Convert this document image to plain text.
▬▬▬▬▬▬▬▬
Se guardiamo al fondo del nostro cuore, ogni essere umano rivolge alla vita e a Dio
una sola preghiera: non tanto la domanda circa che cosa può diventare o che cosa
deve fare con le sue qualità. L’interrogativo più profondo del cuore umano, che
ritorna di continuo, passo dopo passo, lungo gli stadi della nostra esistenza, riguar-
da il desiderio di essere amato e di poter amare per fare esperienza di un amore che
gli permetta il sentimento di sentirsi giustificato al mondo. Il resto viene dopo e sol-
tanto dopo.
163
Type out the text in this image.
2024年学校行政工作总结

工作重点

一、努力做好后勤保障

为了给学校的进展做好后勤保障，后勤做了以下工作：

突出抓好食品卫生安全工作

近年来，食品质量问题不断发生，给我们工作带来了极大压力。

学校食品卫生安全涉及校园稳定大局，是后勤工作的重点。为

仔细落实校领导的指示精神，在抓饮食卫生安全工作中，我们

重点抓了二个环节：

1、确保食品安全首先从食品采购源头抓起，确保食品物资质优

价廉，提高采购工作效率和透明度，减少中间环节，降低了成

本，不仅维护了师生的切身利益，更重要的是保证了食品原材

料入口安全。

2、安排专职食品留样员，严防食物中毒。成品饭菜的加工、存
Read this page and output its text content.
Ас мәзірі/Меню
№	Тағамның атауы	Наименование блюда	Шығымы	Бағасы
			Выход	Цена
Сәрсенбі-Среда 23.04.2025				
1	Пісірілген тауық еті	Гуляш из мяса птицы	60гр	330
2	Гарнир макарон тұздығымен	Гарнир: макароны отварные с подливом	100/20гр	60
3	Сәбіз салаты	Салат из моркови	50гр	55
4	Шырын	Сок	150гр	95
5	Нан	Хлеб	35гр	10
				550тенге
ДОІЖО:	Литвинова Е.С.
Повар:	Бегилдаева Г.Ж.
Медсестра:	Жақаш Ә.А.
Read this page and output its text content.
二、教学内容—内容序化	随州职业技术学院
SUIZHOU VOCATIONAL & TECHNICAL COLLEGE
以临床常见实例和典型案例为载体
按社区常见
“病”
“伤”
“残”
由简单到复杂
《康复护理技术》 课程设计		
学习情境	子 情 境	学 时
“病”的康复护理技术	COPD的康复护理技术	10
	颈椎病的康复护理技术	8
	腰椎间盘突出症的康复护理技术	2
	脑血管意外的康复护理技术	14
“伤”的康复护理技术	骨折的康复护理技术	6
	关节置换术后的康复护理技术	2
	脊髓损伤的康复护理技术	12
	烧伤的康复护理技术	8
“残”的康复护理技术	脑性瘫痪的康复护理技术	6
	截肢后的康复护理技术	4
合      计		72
-*-
- Stated problem -
Go through the listing above line by line and say how many lines hold the word "this". Reply with that number only.

- Written answer -
4